* _Description of the task_: Can you find the lines of the listing that include "color" and copy every one?

* _Dataset records_:

-- Begin --

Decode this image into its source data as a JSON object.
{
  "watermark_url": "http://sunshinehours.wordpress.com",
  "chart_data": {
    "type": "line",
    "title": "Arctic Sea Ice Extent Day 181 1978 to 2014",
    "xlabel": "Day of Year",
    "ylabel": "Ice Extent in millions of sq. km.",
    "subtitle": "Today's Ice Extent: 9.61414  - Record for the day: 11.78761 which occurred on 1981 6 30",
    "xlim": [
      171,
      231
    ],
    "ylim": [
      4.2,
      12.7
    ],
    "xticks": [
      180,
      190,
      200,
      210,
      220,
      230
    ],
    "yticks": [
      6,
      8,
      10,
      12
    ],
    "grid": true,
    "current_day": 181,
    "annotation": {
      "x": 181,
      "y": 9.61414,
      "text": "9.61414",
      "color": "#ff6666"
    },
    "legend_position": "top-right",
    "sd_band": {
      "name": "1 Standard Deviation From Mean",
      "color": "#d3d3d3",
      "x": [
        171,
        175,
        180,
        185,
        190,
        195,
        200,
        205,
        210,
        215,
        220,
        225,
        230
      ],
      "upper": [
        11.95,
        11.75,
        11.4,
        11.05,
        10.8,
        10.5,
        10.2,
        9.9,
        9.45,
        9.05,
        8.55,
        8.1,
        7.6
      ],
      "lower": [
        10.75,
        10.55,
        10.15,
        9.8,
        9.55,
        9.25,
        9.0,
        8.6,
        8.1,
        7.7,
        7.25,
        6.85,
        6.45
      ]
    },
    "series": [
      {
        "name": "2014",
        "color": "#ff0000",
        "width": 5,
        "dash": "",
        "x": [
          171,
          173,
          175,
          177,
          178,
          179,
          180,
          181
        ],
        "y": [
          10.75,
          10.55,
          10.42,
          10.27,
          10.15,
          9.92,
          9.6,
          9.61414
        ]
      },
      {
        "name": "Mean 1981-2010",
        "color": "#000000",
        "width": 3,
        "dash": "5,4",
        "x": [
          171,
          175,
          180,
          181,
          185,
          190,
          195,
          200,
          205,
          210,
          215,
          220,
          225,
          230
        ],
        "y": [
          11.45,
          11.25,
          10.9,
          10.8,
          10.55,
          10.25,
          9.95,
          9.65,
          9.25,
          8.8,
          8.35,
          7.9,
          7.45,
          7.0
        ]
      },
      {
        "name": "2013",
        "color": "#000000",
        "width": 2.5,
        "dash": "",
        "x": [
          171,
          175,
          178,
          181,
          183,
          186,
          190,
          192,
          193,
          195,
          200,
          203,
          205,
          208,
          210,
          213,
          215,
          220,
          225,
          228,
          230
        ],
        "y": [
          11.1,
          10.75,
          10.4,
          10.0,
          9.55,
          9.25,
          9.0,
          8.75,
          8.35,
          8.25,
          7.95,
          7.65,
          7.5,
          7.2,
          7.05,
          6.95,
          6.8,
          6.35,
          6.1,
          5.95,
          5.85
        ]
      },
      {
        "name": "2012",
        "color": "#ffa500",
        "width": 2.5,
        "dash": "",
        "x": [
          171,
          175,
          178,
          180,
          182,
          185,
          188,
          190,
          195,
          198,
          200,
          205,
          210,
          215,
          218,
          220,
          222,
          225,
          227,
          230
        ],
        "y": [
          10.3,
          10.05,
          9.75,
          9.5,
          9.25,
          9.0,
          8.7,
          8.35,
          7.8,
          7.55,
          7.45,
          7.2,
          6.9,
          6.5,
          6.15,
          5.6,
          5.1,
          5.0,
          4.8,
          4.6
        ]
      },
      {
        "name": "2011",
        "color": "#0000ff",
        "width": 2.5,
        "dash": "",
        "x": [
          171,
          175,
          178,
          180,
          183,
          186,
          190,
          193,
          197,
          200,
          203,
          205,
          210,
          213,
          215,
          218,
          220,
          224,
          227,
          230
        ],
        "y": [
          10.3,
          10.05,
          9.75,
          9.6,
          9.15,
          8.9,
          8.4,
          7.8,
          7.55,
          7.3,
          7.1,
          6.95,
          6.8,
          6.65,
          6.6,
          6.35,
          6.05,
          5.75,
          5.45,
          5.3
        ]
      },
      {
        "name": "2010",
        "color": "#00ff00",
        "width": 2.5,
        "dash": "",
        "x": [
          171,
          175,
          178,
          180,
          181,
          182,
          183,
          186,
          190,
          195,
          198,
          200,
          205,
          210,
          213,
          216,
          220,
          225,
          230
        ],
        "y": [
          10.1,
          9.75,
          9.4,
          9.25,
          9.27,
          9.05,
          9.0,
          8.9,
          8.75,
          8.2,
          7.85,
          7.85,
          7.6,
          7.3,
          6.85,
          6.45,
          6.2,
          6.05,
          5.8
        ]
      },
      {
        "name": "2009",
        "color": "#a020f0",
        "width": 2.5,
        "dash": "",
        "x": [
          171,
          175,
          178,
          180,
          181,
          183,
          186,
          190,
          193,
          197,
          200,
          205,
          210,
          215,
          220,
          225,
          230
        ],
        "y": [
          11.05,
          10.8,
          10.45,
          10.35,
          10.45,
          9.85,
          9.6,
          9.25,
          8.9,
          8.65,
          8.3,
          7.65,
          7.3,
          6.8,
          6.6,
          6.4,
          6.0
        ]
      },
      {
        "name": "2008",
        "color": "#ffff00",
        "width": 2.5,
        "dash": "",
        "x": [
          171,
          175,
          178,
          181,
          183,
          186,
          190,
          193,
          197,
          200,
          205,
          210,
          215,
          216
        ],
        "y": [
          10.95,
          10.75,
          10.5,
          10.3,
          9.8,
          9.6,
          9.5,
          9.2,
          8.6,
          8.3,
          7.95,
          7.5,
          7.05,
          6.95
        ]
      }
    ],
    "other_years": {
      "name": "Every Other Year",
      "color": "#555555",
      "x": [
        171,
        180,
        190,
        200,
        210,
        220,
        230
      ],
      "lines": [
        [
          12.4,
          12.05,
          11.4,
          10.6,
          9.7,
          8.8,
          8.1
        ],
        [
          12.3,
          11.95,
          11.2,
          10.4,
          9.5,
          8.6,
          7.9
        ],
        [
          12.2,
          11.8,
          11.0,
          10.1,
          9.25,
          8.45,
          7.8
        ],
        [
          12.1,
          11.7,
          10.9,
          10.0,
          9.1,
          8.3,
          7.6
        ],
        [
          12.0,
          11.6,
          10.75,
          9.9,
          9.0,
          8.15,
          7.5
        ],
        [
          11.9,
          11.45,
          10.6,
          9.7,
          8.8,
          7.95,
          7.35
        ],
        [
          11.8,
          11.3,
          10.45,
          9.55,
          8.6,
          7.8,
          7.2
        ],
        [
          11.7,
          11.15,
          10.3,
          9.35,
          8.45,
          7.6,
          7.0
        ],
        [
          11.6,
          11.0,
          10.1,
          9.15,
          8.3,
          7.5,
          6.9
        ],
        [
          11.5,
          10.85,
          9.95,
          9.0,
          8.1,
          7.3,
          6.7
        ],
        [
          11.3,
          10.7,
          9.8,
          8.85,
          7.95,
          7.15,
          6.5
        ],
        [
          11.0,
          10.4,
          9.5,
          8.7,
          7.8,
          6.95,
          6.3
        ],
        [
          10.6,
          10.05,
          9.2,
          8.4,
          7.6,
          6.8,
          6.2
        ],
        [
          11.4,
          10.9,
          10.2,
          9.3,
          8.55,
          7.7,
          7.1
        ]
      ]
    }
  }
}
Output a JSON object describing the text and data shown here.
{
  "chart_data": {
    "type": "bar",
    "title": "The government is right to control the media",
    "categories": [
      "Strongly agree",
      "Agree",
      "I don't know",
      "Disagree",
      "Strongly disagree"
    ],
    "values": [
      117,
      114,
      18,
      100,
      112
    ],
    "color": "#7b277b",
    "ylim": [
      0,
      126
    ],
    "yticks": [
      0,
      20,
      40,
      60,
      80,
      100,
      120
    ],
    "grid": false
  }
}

-- End --

* _Correct output_:
      "color": "#ff6666"
      "color": "#d3d3d3",
        "color": "#ff0000",
        "color": "#000000",
        "color": "#000000",
        "color": "#ffa500",
        "color": "#0000ff",
        "color": "#00ff00",
        "color": "#a020f0",
        "color": "#ffff00",
      "color": "#555555",
    "color": "#7b277b",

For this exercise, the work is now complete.